* [AIM]: Keep only the lines that hold the string "JSON", filtering out the rest of the entries below.

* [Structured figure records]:
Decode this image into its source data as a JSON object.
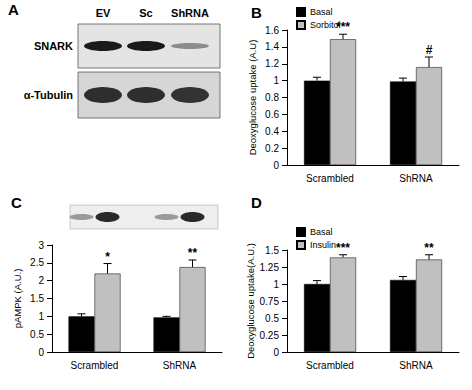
{
  "chart_data": [
    {
      "type": "bar",
      "title": "B",
      "ylabel": "Deoxyglucose uptake (A.U)",
      "categories": [
        "Scrambled",
        "ShRNA"
      ],
      "series": [
        {
          "name": "Basal",
          "color": "#000000",
          "values": [
            1.0,
            0.99
          ],
          "errors": [
            0.04,
            0.04
          ],
          "annotations": [
            null,
            null
          ]
        },
        {
          "name": "Sorbitol",
          "color": "#c0c0c0",
          "values": [
            1.49,
            1.16
          ],
          "errors": [
            0.06,
            0.12
          ],
          "annotations": [
            "***",
            "#"
          ]
        }
      ],
      "ylim": [
        0,
        1.6
      ],
      "yticks": [
        0,
        0.2,
        0.4,
        0.6,
        0.8,
        1,
        1.2,
        1.4,
        1.6
      ],
      "grid": false,
      "legend": "top-left"
    },
    {
      "type": "bar",
      "title": "C",
      "ylabel": "pAMPK (A.U.)",
      "categories": [
        "Scrambled",
        "ShRNA"
      ],
      "series": [
        {
          "color": "#000000",
          "values": [
            1.0,
            0.97
          ],
          "errors": [
            0.07,
            0.03
          ],
          "annotations": [
            null,
            null
          ]
        },
        {
          "color": "#c0c0c0",
          "values": [
            2.2,
            2.38
          ],
          "errors": [
            0.28,
            0.2
          ],
          "annotations": [
            "*",
            "**"
          ]
        }
      ],
      "ylim": [
        0,
        3
      ],
      "yticks": [
        0,
        0.5,
        1,
        1.5,
        2,
        2.5,
        3
      ],
      "grid": false
    },
    {
      "type": "bar",
      "title": "D",
      "ylabel": "Deoxyglucose uptake(A.U.)",
      "categories": [
        "Scrambled",
        "ShRNA"
      ],
      "series": [
        {
          "name": "Basal",
          "color": "#000000",
          "values": [
            1.0,
            1.06
          ],
          "errors": [
            0.05,
            0.05
          ],
          "annotations": [
            null,
            null
          ]
        },
        {
          "name": "Insulin",
          "color": "#c0c0c0",
          "values": [
            1.39,
            1.36
          ],
          "errors": [
            0.04,
            0.07
          ],
          "annotations": [
            "***",
            "**"
          ]
        }
      ],
      "ylim": [
        0,
        1.5
      ],
      "yticks": [
        0,
        0.25,
        0.5,
        0.75,
        1,
        1.25,
        1.5
      ],
      "grid": false,
      "legend": "top-left"
    }
  ],
  "blot": {
    "title": "A",
    "lanes": [
      "EV",
      "Sc",
      "ShRNA"
    ],
    "rows": [
      "SNARK",
      "α-Tubulin"
    ]
  }
}
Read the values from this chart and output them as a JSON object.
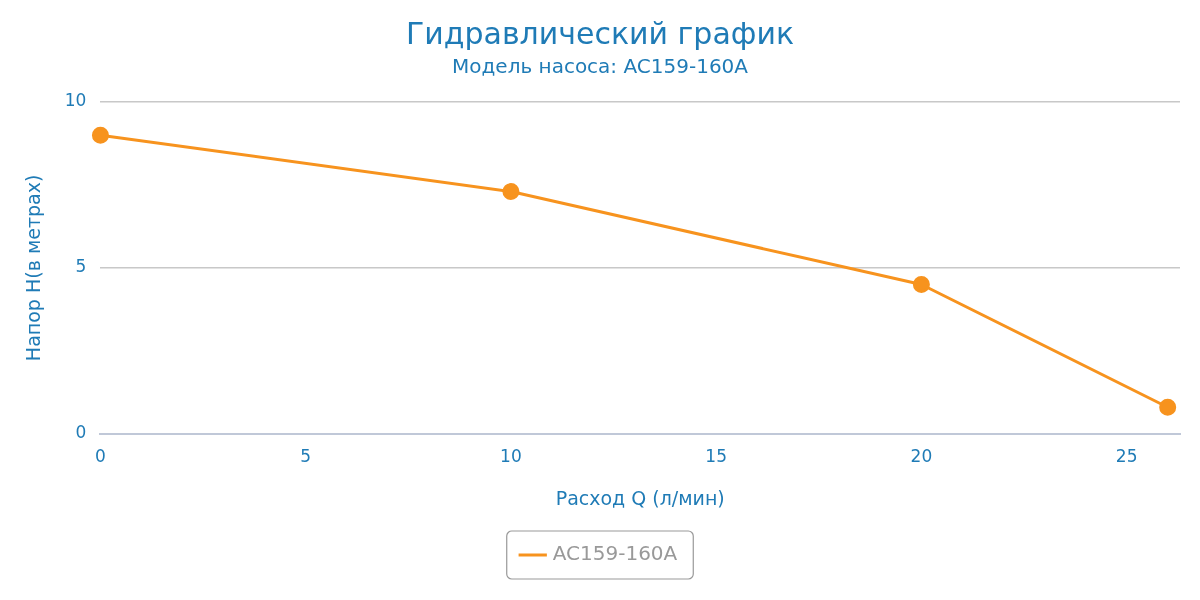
{
  "chart_data": {
    "type": "line",
    "title": "Гидравлический график",
    "subtitle": "Модель насоса: AC159-160A",
    "xlabel": "Расход Q (л/мин)",
    "ylabel": "Напор H(в метрах)",
    "x": [
      0,
      10,
      20,
      26
    ],
    "series": [
      {
        "name": "AC159-160A",
        "color": "#f7931e",
        "values": [
          9,
          7.3,
          4.5,
          0.8
        ]
      }
    ],
    "xlim": [
      0,
      26.3
    ],
    "xticks": [
      0,
      5,
      10,
      15,
      20,
      25
    ],
    "ylim": [
      0,
      10
    ],
    "yticks": [
      0,
      5,
      10
    ],
    "grid": "y",
    "legend": "bottom",
    "marker": "circle",
    "line_style": "solid"
  }
}
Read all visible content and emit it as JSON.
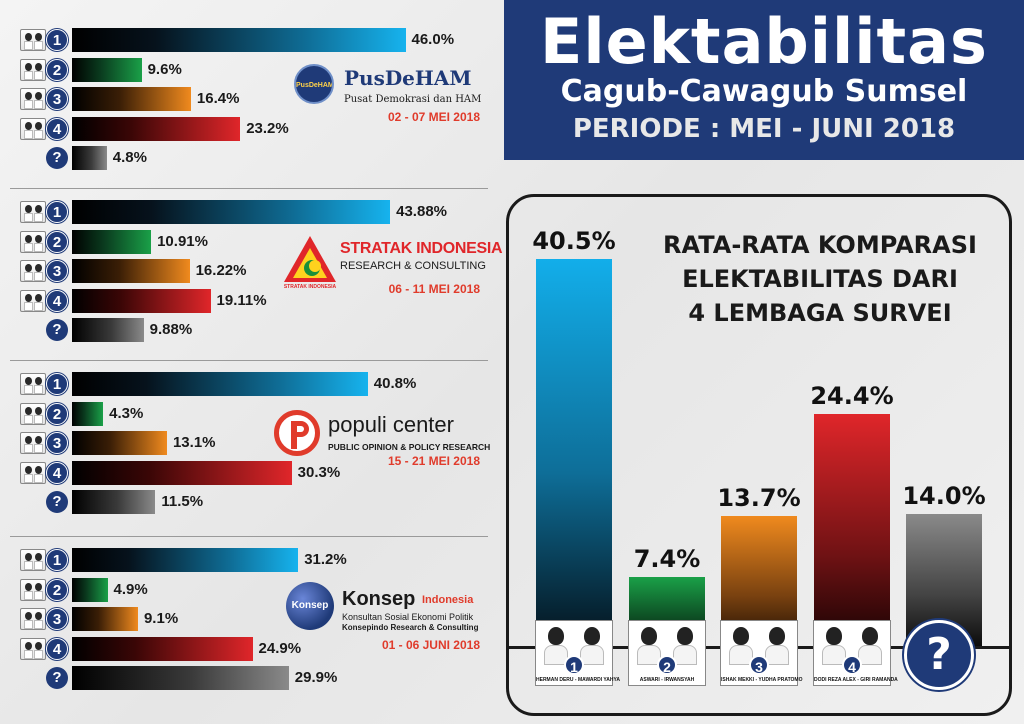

* [ANSWER TO THE TASK]:
Decode this image into its source data as a JSON object.
Read the values from this chart and output them as a JSON object.
Read all visible content and emit it as JSON.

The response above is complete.